-- start Information provided --

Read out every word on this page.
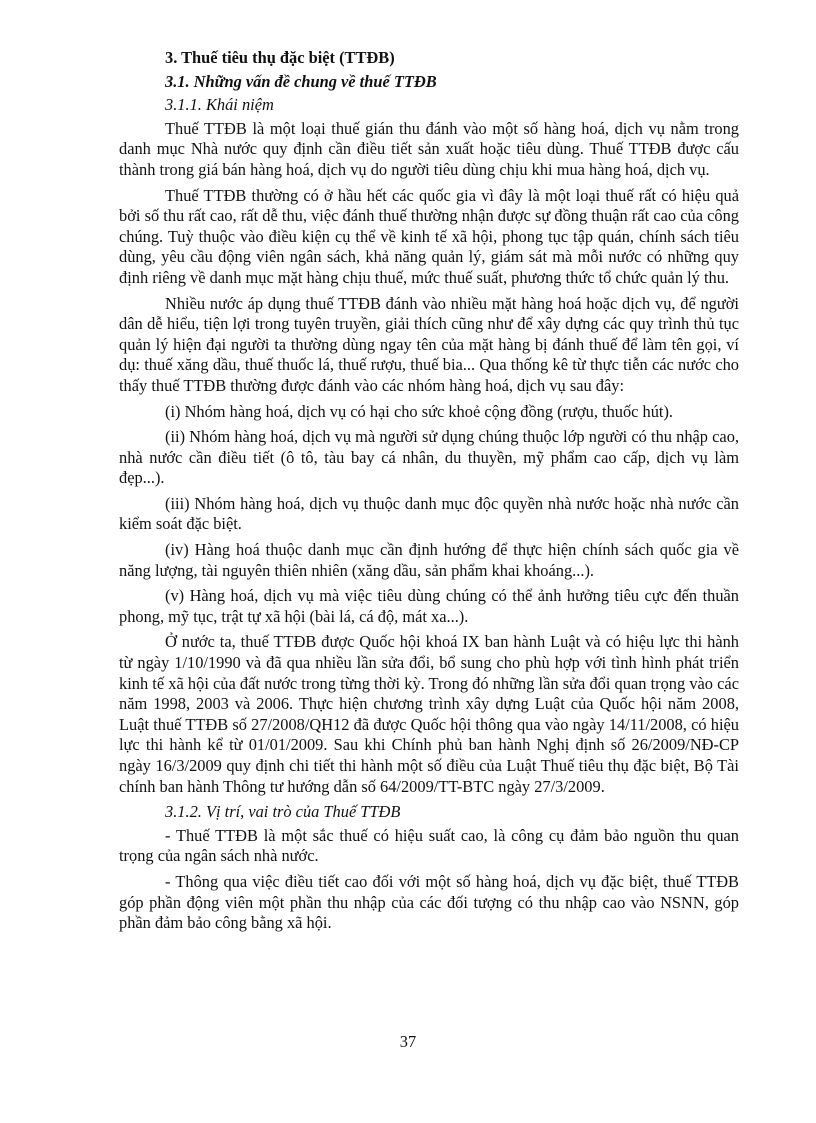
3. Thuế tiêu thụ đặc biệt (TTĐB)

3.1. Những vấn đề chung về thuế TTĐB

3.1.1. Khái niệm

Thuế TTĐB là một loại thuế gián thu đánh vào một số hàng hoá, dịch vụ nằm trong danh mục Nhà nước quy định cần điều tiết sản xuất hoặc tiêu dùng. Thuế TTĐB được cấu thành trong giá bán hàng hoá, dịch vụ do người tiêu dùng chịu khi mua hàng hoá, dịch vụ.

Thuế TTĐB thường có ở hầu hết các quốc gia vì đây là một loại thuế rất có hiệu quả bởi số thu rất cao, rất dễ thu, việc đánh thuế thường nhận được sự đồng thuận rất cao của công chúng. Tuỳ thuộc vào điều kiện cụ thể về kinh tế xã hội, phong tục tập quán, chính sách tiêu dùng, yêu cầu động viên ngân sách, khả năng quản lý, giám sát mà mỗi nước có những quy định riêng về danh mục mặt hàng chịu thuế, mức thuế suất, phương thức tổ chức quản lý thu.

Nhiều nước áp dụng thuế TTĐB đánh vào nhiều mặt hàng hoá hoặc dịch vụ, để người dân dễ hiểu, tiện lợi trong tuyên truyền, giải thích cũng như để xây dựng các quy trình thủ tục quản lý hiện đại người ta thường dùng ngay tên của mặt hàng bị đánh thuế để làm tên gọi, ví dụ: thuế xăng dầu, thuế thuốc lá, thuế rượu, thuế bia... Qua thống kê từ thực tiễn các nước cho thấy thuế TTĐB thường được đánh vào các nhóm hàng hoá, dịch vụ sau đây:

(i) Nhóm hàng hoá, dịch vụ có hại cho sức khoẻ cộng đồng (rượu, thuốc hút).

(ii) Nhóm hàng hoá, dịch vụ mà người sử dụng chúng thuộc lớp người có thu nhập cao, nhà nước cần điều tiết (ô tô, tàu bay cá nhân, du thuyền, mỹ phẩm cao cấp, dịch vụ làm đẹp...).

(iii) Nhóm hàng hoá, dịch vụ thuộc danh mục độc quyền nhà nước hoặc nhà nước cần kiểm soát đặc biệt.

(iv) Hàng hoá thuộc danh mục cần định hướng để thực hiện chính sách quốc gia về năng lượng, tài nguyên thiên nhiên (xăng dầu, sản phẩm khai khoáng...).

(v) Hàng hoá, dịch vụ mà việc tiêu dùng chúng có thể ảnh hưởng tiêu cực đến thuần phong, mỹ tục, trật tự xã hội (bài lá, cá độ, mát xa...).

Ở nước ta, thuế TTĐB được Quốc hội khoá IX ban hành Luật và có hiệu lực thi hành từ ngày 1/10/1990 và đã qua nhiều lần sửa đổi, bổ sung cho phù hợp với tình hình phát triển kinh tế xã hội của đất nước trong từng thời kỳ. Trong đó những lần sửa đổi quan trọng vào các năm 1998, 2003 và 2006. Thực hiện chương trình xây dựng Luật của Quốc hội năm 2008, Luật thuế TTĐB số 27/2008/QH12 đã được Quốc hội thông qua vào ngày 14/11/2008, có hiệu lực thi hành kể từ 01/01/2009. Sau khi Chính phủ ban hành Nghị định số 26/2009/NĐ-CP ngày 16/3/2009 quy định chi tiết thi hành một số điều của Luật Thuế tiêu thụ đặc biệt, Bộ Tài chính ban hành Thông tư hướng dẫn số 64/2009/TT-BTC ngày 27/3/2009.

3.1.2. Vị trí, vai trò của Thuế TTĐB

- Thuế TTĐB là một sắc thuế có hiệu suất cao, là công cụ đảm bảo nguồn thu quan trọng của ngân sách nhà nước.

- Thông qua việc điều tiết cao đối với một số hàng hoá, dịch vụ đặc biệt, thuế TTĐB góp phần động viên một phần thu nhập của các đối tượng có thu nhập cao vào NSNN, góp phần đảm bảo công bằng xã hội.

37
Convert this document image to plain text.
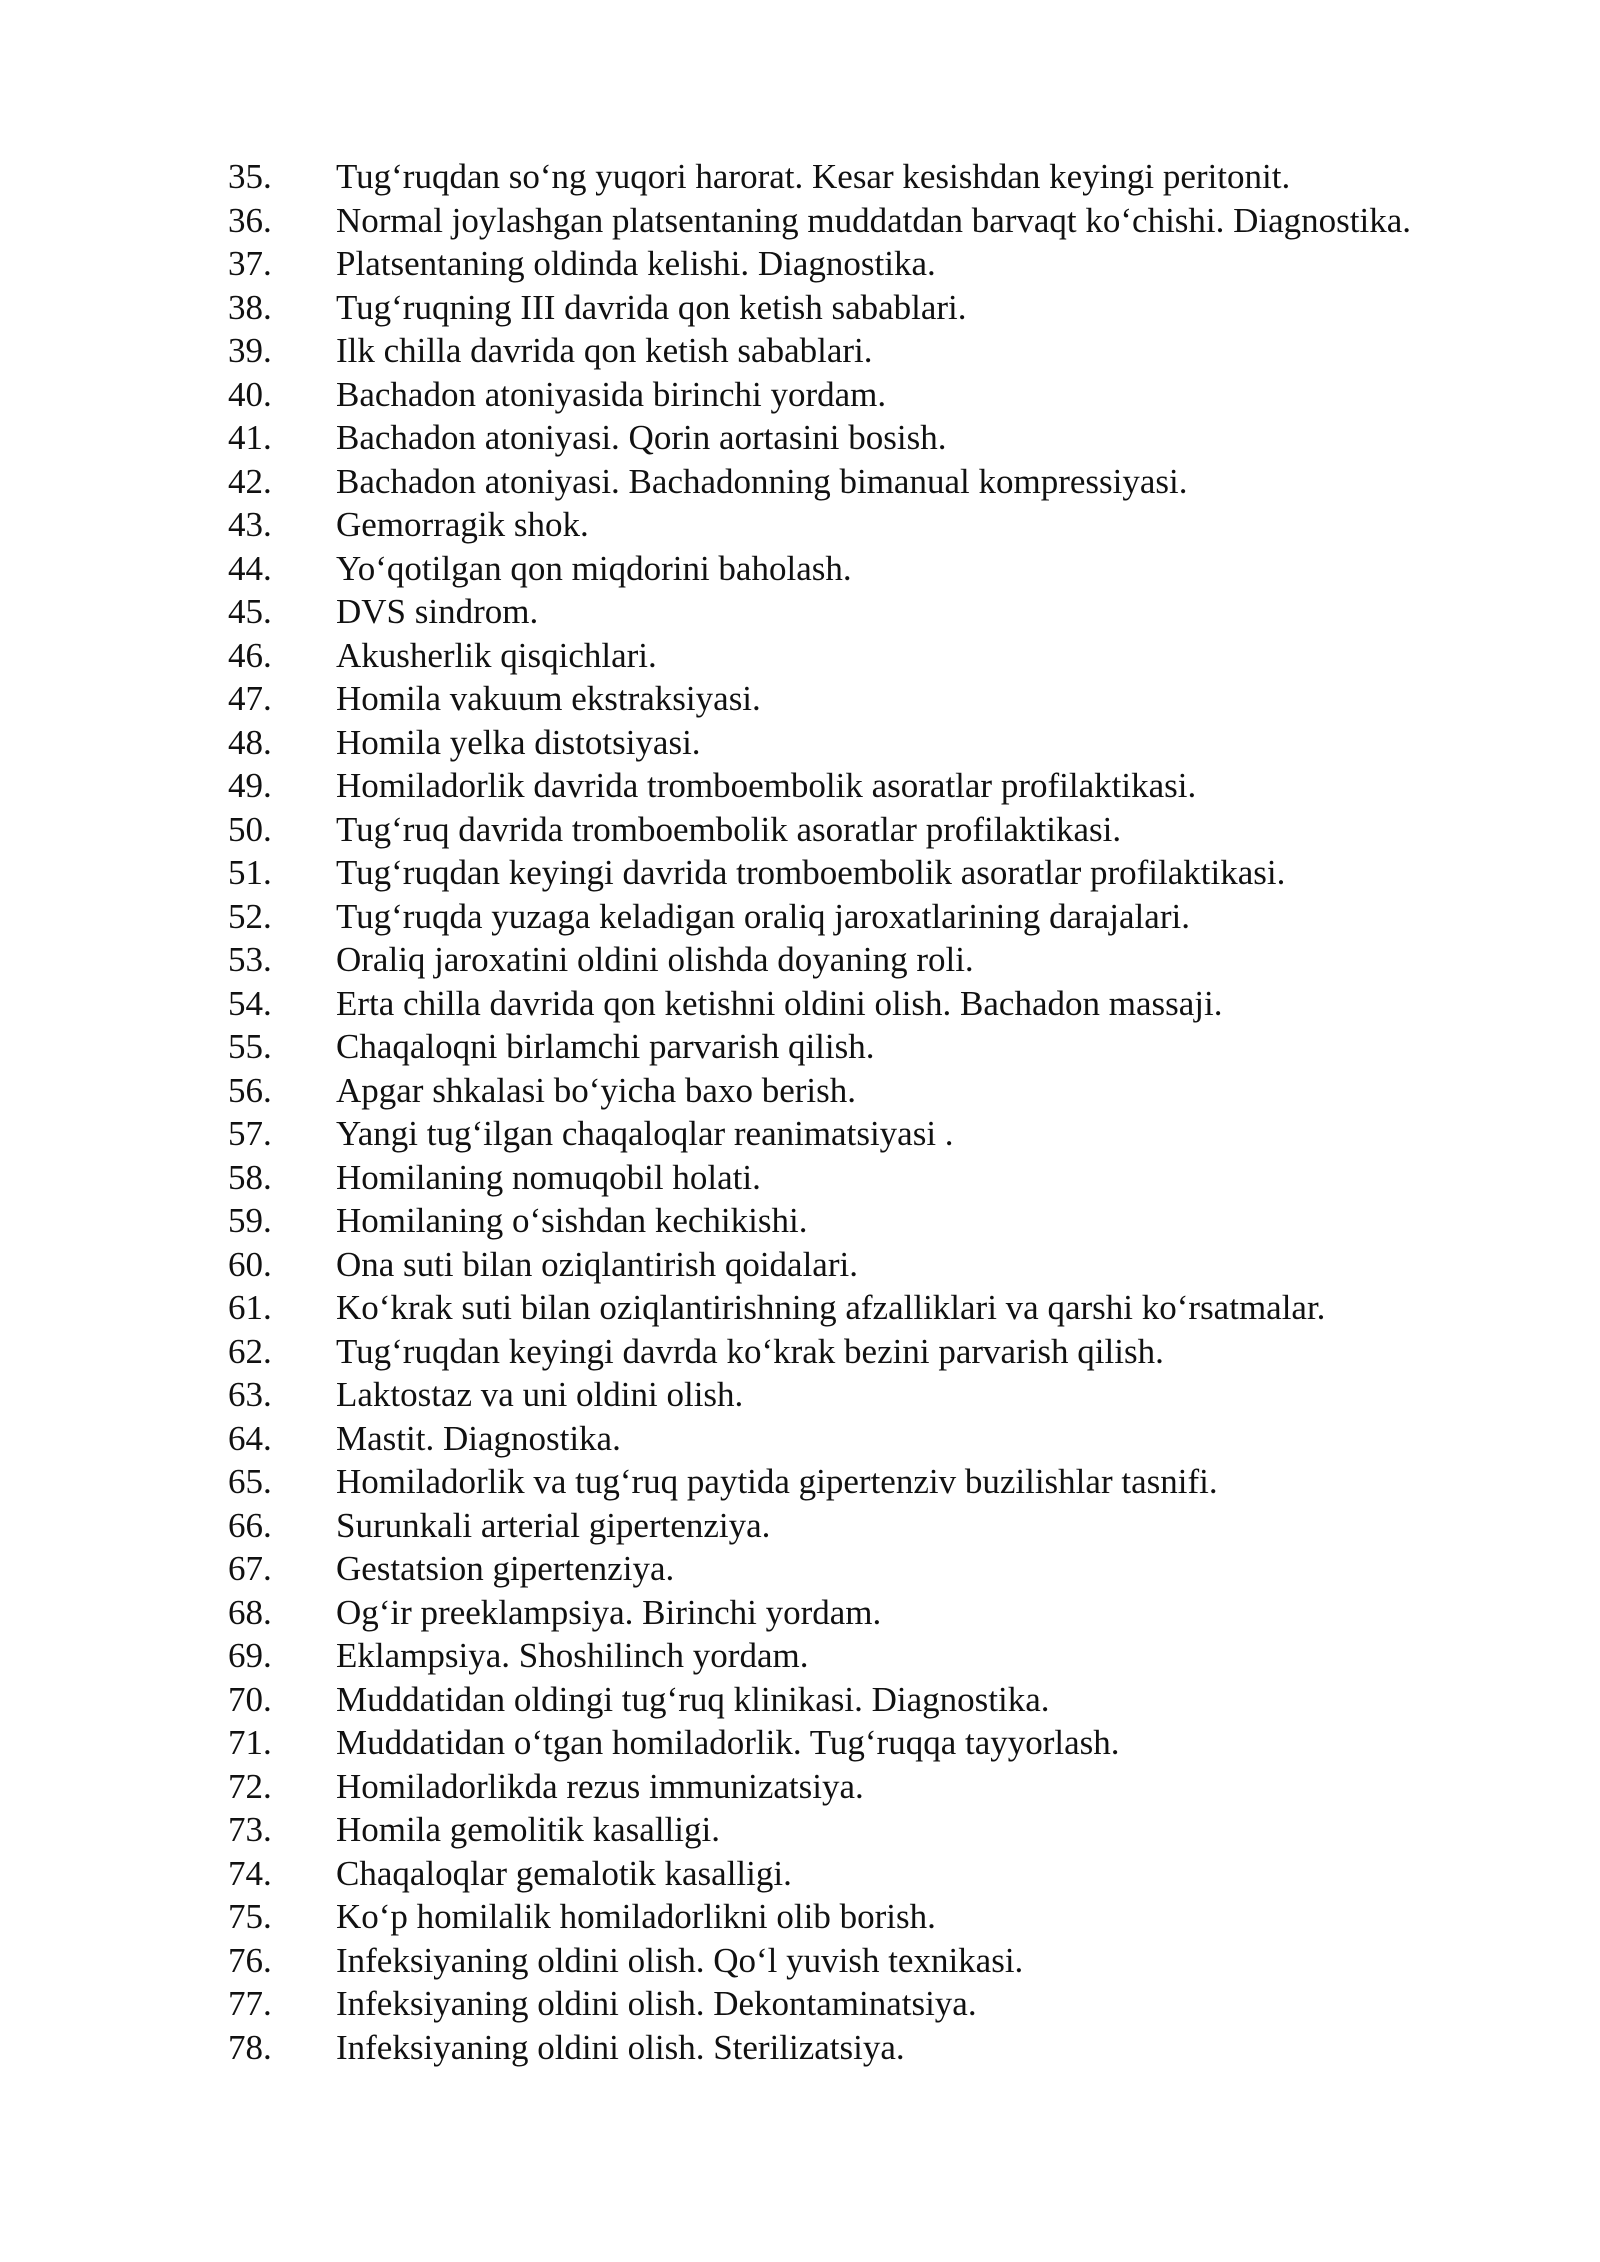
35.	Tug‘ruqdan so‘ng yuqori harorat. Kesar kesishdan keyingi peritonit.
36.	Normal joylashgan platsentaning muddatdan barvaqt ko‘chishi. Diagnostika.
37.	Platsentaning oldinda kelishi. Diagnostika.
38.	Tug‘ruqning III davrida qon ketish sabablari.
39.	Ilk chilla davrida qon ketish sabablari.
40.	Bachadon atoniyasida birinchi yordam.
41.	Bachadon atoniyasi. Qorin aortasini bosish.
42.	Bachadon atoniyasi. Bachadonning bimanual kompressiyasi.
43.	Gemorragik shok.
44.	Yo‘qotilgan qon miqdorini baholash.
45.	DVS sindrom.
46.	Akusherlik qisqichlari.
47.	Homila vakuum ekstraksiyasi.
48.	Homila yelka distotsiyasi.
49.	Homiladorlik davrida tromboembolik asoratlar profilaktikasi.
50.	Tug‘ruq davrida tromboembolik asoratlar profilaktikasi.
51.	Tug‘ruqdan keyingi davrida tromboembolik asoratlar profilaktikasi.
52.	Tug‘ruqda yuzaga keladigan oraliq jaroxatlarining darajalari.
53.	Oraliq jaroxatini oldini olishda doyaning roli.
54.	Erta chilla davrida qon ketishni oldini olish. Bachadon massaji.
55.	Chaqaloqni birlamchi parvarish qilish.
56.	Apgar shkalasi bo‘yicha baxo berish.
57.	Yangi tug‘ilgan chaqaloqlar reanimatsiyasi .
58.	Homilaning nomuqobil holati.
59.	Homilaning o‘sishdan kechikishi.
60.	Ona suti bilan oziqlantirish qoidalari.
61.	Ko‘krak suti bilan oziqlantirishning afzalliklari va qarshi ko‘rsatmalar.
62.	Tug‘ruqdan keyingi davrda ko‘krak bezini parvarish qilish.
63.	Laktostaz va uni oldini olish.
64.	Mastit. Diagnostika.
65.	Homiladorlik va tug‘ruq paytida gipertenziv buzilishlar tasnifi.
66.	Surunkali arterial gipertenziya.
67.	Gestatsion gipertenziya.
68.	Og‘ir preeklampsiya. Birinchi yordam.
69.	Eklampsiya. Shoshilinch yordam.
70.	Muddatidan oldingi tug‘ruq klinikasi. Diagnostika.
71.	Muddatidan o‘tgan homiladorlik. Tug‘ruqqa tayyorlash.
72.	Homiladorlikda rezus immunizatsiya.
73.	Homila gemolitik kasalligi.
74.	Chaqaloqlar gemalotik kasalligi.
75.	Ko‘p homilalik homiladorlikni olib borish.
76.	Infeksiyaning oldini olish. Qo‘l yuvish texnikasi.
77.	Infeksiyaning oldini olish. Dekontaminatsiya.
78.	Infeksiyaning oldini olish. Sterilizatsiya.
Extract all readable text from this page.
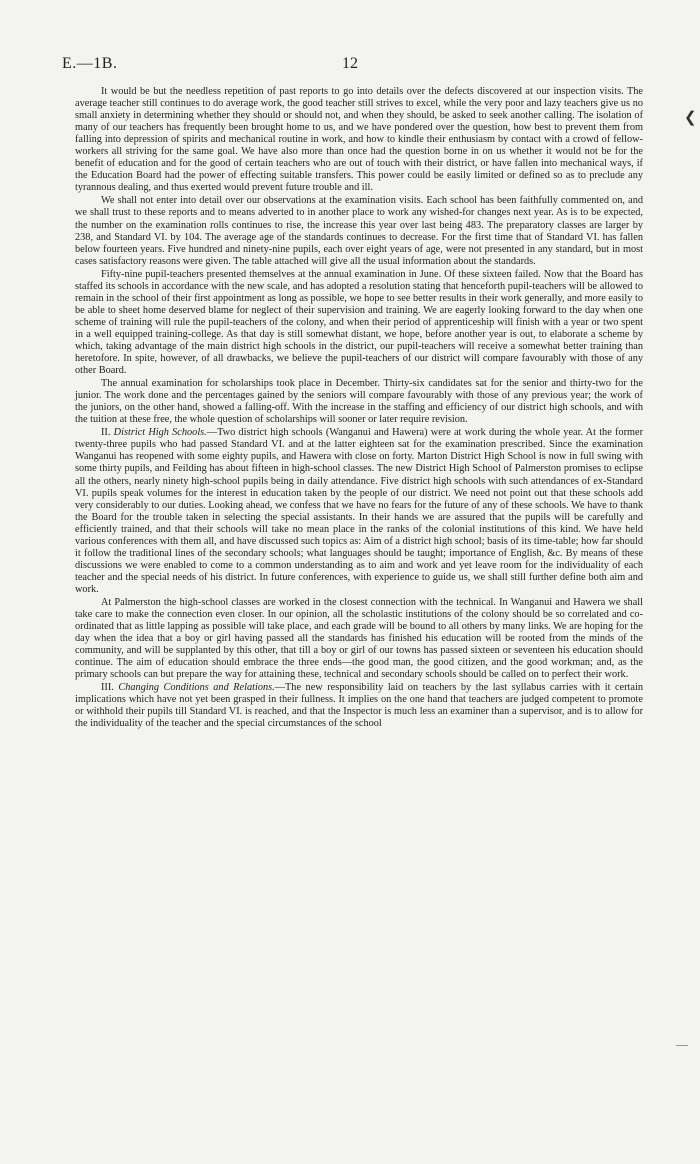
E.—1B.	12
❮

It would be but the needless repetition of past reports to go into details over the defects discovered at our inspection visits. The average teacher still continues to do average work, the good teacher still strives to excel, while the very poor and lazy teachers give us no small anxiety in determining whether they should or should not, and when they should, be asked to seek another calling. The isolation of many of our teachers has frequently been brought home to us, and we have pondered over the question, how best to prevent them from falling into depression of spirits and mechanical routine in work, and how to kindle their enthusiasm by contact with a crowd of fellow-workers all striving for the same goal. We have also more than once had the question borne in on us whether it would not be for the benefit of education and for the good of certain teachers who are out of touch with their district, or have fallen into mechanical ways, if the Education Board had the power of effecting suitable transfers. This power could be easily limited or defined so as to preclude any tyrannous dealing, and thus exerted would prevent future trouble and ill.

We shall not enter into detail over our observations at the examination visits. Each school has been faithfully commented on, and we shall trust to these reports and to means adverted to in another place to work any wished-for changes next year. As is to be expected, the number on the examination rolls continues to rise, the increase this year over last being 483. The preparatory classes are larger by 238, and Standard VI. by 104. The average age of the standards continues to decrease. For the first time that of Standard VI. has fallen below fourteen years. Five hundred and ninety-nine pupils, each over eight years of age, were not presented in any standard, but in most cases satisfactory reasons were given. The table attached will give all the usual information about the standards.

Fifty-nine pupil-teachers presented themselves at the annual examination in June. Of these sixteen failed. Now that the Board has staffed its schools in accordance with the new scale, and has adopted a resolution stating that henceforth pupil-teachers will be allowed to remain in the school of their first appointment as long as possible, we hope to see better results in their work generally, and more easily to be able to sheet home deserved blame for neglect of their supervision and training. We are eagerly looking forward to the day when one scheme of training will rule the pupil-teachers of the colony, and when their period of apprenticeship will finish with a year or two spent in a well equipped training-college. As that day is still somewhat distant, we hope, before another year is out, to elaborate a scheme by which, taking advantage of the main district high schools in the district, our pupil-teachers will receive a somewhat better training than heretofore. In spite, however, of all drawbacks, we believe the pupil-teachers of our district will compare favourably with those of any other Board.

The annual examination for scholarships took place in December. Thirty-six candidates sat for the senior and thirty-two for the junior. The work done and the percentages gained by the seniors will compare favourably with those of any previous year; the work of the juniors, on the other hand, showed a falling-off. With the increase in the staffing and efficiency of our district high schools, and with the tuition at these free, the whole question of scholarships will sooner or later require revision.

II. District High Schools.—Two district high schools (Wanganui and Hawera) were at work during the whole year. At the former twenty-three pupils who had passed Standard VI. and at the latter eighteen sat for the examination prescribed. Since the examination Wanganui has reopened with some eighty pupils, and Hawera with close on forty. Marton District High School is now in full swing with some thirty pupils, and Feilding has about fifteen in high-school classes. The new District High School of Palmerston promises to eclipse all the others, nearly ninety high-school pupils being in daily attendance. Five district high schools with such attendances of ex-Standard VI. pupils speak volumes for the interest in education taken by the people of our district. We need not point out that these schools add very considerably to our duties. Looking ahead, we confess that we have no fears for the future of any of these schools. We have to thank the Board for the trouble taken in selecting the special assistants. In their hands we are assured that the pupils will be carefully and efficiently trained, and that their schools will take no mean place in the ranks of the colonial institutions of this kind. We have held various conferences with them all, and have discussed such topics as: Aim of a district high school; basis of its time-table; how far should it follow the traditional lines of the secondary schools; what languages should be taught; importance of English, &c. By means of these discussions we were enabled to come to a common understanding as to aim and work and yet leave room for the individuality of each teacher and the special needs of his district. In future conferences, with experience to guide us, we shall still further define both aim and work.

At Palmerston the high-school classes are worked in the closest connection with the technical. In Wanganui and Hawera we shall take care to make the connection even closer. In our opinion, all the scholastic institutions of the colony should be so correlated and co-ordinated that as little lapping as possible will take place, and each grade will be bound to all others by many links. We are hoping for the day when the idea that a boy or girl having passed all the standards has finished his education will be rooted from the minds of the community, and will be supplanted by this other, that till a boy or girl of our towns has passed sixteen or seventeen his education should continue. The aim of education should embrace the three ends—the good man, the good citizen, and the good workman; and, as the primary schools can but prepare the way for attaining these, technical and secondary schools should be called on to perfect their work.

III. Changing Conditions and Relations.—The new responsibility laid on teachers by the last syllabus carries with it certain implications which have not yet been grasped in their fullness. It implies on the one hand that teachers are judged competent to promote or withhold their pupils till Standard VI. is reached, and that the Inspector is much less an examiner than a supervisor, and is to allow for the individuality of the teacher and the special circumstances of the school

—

-- end Information provided --

What is the number of lines holding the word "davrida"? State it alone.

__Response to this task__. 6